■ **Aim**: Filter the data below for the string "眼见真的为实吗" and copy each matching line.

--- --- ---

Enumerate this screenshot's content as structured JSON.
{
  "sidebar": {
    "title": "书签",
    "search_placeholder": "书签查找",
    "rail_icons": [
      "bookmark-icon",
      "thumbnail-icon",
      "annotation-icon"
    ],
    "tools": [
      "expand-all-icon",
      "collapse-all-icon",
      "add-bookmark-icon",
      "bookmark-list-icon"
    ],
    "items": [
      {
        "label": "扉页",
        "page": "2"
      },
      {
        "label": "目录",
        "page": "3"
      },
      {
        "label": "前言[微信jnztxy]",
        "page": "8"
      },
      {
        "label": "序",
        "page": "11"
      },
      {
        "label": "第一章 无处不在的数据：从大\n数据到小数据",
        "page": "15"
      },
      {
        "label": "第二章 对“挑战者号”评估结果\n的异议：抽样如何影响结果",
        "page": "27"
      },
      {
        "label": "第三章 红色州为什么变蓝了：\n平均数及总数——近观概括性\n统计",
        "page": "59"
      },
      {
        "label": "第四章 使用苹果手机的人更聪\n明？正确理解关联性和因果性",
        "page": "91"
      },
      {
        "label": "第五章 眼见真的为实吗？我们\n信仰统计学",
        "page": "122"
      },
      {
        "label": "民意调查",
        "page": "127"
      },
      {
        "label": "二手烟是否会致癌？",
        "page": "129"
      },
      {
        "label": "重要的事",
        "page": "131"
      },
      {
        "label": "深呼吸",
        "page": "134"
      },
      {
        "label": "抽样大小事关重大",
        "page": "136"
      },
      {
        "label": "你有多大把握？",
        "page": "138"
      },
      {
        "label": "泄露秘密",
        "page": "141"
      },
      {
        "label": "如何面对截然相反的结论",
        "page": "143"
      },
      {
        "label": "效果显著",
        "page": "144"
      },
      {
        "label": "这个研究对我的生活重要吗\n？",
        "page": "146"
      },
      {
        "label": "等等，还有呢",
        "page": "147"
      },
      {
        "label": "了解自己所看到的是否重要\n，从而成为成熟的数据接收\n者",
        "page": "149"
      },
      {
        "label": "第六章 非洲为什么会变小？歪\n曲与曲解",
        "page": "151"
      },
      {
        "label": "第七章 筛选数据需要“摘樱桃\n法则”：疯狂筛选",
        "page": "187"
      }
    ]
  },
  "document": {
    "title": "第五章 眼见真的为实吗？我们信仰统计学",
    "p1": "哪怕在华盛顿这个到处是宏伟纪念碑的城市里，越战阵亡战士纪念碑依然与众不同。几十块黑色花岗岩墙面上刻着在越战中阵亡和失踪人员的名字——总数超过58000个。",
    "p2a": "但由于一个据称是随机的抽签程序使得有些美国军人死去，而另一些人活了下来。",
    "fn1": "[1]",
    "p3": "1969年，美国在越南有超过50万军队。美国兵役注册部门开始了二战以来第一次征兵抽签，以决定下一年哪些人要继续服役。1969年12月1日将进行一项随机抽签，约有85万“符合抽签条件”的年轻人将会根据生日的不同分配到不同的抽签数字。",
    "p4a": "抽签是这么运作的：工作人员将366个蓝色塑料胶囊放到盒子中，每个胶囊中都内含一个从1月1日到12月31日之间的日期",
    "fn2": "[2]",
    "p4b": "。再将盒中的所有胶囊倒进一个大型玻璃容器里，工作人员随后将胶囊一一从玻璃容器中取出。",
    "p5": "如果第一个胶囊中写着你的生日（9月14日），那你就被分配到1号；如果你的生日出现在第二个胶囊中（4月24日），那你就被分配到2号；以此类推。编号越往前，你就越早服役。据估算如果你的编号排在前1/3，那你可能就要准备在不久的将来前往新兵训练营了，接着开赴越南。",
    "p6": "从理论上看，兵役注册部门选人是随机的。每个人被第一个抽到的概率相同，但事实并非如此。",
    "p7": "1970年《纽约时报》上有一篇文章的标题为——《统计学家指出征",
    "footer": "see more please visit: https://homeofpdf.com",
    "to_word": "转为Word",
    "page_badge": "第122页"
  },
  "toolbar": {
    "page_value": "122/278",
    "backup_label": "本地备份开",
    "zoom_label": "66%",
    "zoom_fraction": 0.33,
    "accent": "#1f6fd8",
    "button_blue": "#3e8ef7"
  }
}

--- --- ---

■ **Answer to this task**:
        "label": "第五章 眼见真的为实吗？我们\n信仰统计学",
    "title": "第五章 眼见真的为实吗？我们信仰统计学",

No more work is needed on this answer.